## [Directions]
All of the entries must be reproduced exactly, with no images carried over.

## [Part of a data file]
━━━━━━━━━━
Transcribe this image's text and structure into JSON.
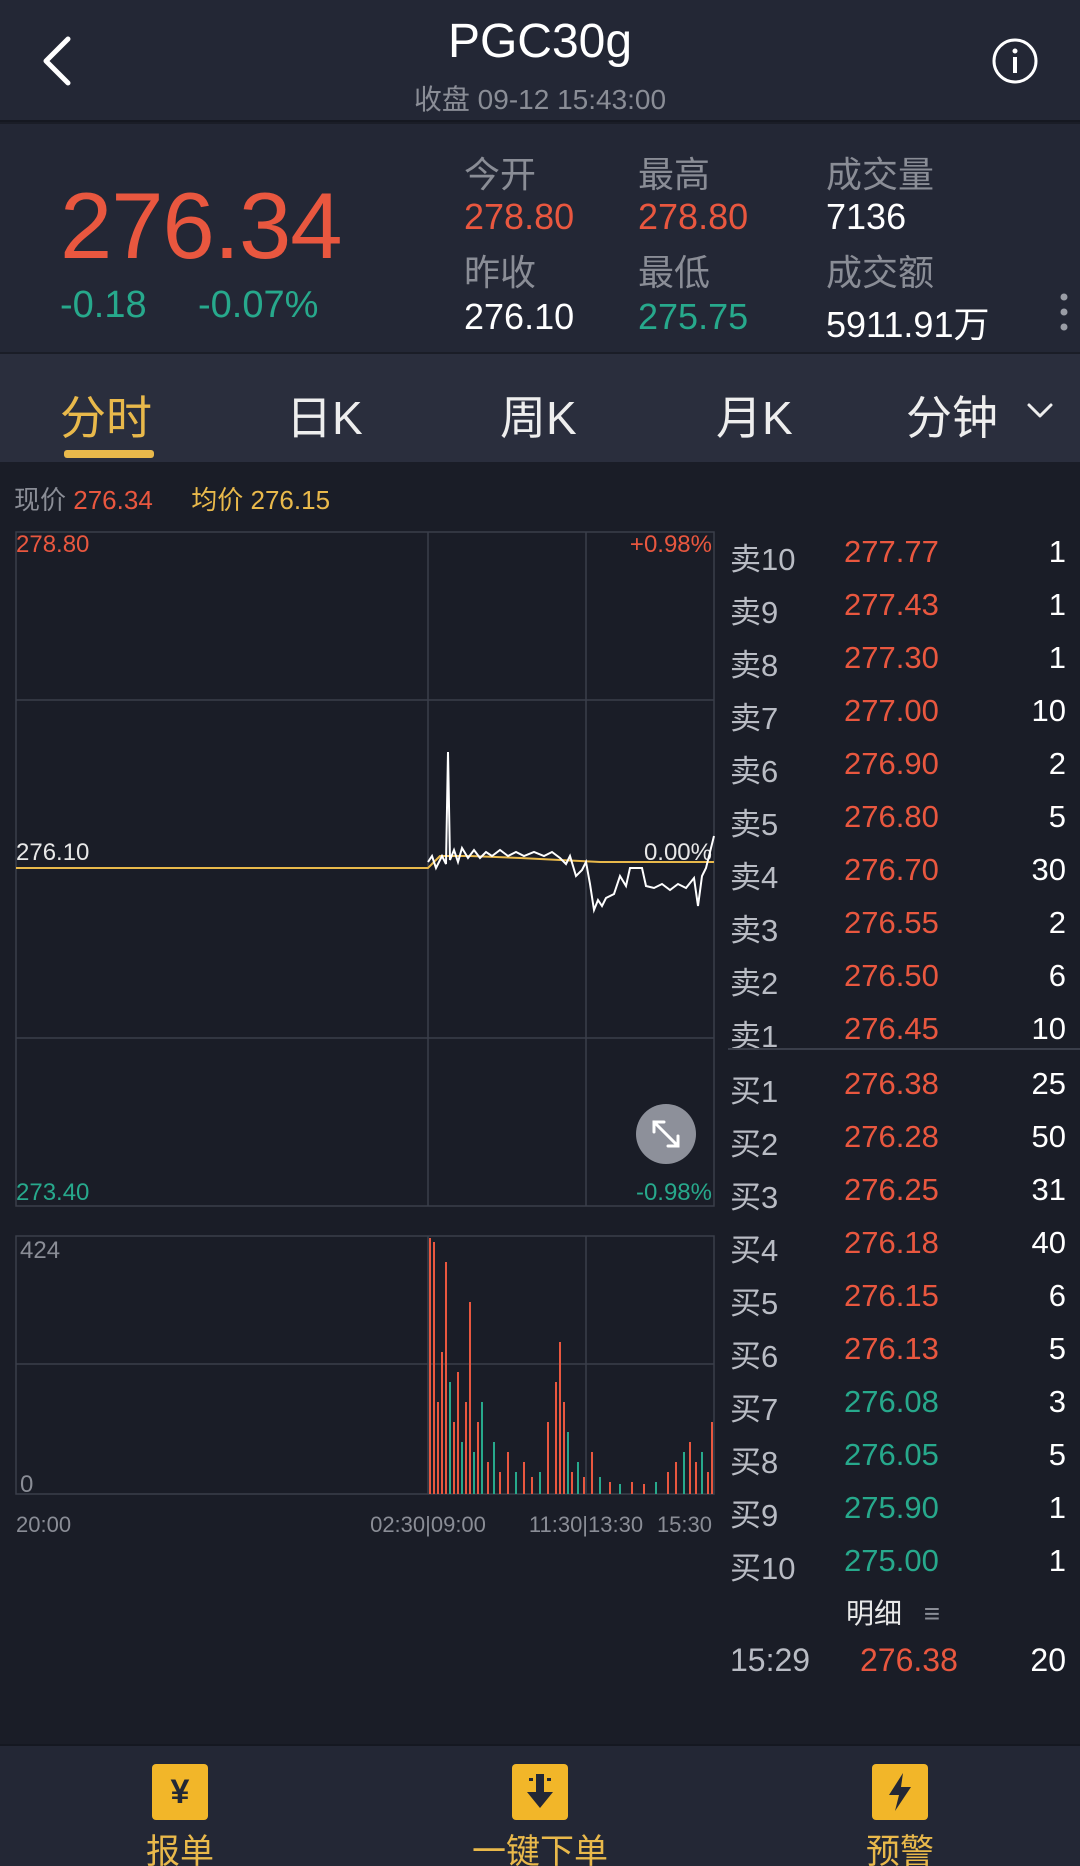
{
  "header": {
    "title": "PGC30g",
    "subtitle": "收盘 09-12 15:43:00"
  },
  "quote": {
    "price": "276.34",
    "change": "-0.18",
    "change_pct": "-0.07%",
    "open_label": "今开",
    "open": "278.80",
    "high_label": "最高",
    "high": "278.80",
    "volume_label": "成交量",
    "volume": "7136",
    "prev_close_label": "昨收",
    "prev_close": "276.10",
    "low_label": "最低",
    "low": "275.75",
    "amount_label": "成交额",
    "amount": "5911.91万"
  },
  "tabs": {
    "t1": "分时",
    "t2": "日K",
    "t3": "周K",
    "t4": "月K",
    "t5": "分钟"
  },
  "legend": {
    "now_label": "现价",
    "now": "276.34",
    "avg_label": "均价",
    "avg": "276.15"
  },
  "chart_labels": {
    "price_top": "278.80",
    "price_mid": "276.10",
    "price_bottom": "273.40",
    "pct_top": "+0.98%",
    "pct_mid": "0.00%",
    "pct_bottom": "-0.98%",
    "vol_top": "424",
    "vol_bottom": "0",
    "x1": "20:00",
    "x2": "02:30|09:00",
    "x3": "11:30|13:30",
    "x4": "15:30"
  },
  "orderbook": {
    "asks": [
      {
        "label": "卖10",
        "price": "277.77",
        "qty": "1"
      },
      {
        "label": "卖9",
        "price": "277.43",
        "qty": "1"
      },
      {
        "label": "卖8",
        "price": "277.30",
        "qty": "1"
      },
      {
        "label": "卖7",
        "price": "277.00",
        "qty": "10"
      },
      {
        "label": "卖6",
        "price": "276.90",
        "qty": "2"
      },
      {
        "label": "卖5",
        "price": "276.80",
        "qty": "5"
      },
      {
        "label": "卖4",
        "price": "276.70",
        "qty": "30"
      },
      {
        "label": "卖3",
        "price": "276.55",
        "qty": "2"
      },
      {
        "label": "卖2",
        "price": "276.50",
        "qty": "6"
      },
      {
        "label": "卖1",
        "price": "276.45",
        "qty": "10"
      }
    ],
    "bids": [
      {
        "label": "买1",
        "price": "276.38",
        "qty": "25"
      },
      {
        "label": "买2",
        "price": "276.28",
        "qty": "50"
      },
      {
        "label": "买3",
        "price": "276.25",
        "qty": "31"
      },
      {
        "label": "买4",
        "price": "276.18",
        "qty": "40"
      },
      {
        "label": "买5",
        "price": "276.15",
        "qty": "6"
      },
      {
        "label": "买6",
        "price": "276.13",
        "qty": "5"
      },
      {
        "label": "买7",
        "price": "276.08",
        "qty": "3"
      },
      {
        "label": "买8",
        "price": "276.05",
        "qty": "5"
      },
      {
        "label": "买9",
        "price": "275.90",
        "qty": "1"
      },
      {
        "label": "买10",
        "price": "275.00",
        "qty": "1"
      }
    ],
    "detail_label": "明细",
    "last_trade": {
      "time": "15:29",
      "price": "276.38",
      "qty": "20"
    }
  },
  "bottom_nav": {
    "order": "报单",
    "quick_order": "一键下单",
    "alert": "预警"
  },
  "colors": {
    "up": "#e9573f",
    "down": "#27a98c",
    "accent": "#e9b94b",
    "bg": "#1a1d27"
  }
}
━━━━━━━━━━
## [Solution for this problem]
Transcribe this image's text and structure into JSON.
{
  "header": {
    "title": "PGC30g",
    "subtitle": "收盘 09-12 15:43:00"
  },
  "quote": {
    "price": "276.34",
    "change": "-0.18",
    "change_pct": "-0.07%",
    "open_label": "今开",
    "open": "278.80",
    "high_label": "最高",
    "high": "278.80",
    "volume_label": "成交量",
    "volume": "7136",
    "prev_close_label": "昨收",
    "prev_close": "276.10",
    "low_label": "最低",
    "low": "275.75",
    "amount_label": "成交额",
    "amount": "5911.91万"
  },
  "tabs": {
    "t1": "分时",
    "t2": "日K",
    "t3": "周K",
    "t4": "月K",
    "t5": "分钟"
  },
  "legend": {
    "now_label": "现价",
    "now": "276.34",
    "avg_label": "均价",
    "avg": "276.15"
  },
  "chart_labels": {
    "price_top": "278.80",
    "price_mid": "276.10",
    "price_bottom": "273.40",
    "pct_top": "+0.98%",
    "pct_mid": "0.00%",
    "pct_bottom": "-0.98%",
    "vol_top": "424",
    "vol_bottom": "0",
    "x1": "20:00",
    "x2": "02:30|09:00",
    "x3": "11:30|13:30",
    "x4": "15:30"
  },
  "orderbook": {
    "asks": [
      {
        "label": "卖10",
        "price": "277.77",
        "qty": "1"
      },
      {
        "label": "卖9",
        "price": "277.43",
        "qty": "1"
      },
      {
        "label": "卖8",
        "price": "277.30",
        "qty": "1"
      },
      {
        "label": "卖7",
        "price": "277.00",
        "qty": "10"
      },
      {
        "label": "卖6",
        "price": "276.90",
        "qty": "2"
      },
      {
        "label": "卖5",
        "price": "276.80",
        "qty": "5"
      },
      {
        "label": "卖4",
        "price": "276.70",
        "qty": "30"
      },
      {
        "label": "卖3",
        "price": "276.55",
        "qty": "2"
      },
      {
        "label": "卖2",
        "price": "276.50",
        "qty": "6"
      },
      {
        "label": "卖1",
        "price": "276.45",
        "qty": "10"
      }
    ],
    "bids": [
      {
        "label": "买1",
        "price": "276.38",
        "qty": "25"
      },
      {
        "label": "买2",
        "price": "276.28",
        "qty": "50"
      },
      {
        "label": "买3",
        "price": "276.25",
        "qty": "31"
      },
      {
        "label": "买4",
        "price": "276.18",
        "qty": "40"
      },
      {
        "label": "买5",
        "price": "276.15",
        "qty": "6"
      },
      {
        "label": "买6",
        "price": "276.13",
        "qty": "5"
      },
      {
        "label": "买7",
        "price": "276.08",
        "qty": "3"
      },
      {
        "label": "买8",
        "price": "276.05",
        "qty": "5"
      },
      {
        "label": "买9",
        "price": "275.90",
        "qty": "1"
      },
      {
        "label": "买10",
        "price": "275.00",
        "qty": "1"
      }
    ],
    "detail_label": "明细",
    "last_trade": {
      "time": "15:29",
      "price": "276.38",
      "qty": "20"
    }
  },
  "bottom_nav": {
    "order": "报单",
    "quick_order": "一键下单",
    "alert": "预警"
  },
  "colors": {
    "up": "#e9573f",
    "down": "#27a98c",
    "accent": "#e9b94b",
    "bg": "#1a1d27"
  }
}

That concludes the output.